→ **Task requirements**: Reproduce the records below in full and exactly, without their images.

-- Begin --

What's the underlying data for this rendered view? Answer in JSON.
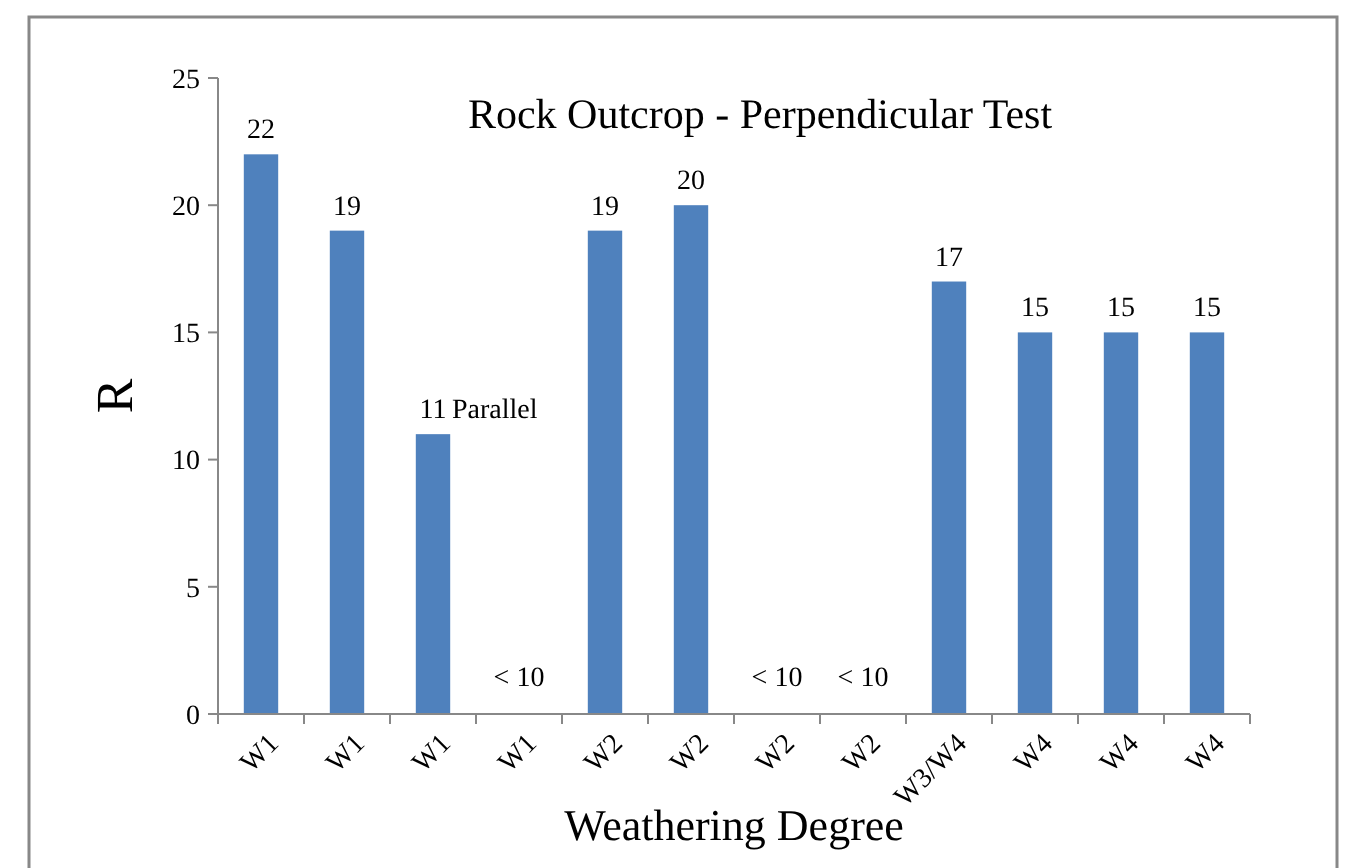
{
  "chart_data": {
    "type": "bar",
    "title": "Rock Outcrop - Perpendicular Test",
    "xlabel": "Weathering Degree",
    "ylabel": "R",
    "categories": [
      "W1",
      "W1",
      "W1",
      "W1",
      "W2",
      "W2",
      "W2",
      "W2",
      "W3/W4",
      "W4",
      "W4",
      "W4"
    ],
    "values": [
      22,
      19,
      11,
      null,
      19,
      20,
      null,
      null,
      17,
      15,
      15,
      15
    ],
    "value_labels": [
      "22",
      "19",
      "11",
      "< 10",
      "19",
      "20",
      "< 10",
      "< 10",
      "17",
      "15",
      "15",
      "15"
    ],
    "color": "#4f81bd",
    "ylim": [
      0,
      25
    ],
    "yticks": [
      0,
      5,
      10,
      15,
      20,
      25
    ],
    "grid": false,
    "annotations": [
      "Parallel"
    ]
  }
}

-- End --

→ **Solution for this task**:
What's the underlying data for this rendered view? Answer in JSON.
{
  "chart_data": {
    "type": "bar",
    "title": "Rock Outcrop - Perpendicular Test",
    "xlabel": "Weathering Degree",
    "ylabel": "R",
    "categories": [
      "W1",
      "W1",
      "W1",
      "W1",
      "W2",
      "W2",
      "W2",
      "W2",
      "W3/W4",
      "W4",
      "W4",
      "W4"
    ],
    "values": [
      22,
      19,
      11,
      null,
      19,
      20,
      null,
      null,
      17,
      15,
      15,
      15
    ],
    "value_labels": [
      "22",
      "19",
      "11",
      "< 10",
      "19",
      "20",
      "< 10",
      "< 10",
      "17",
      "15",
      "15",
      "15"
    ],
    "color": "#4f81bd",
    "ylim": [
      0,
      25
    ],
    "yticks": [
      0,
      5,
      10,
      15,
      20,
      25
    ],
    "grid": false,
    "annotations": [
      "Parallel"
    ]
  }
}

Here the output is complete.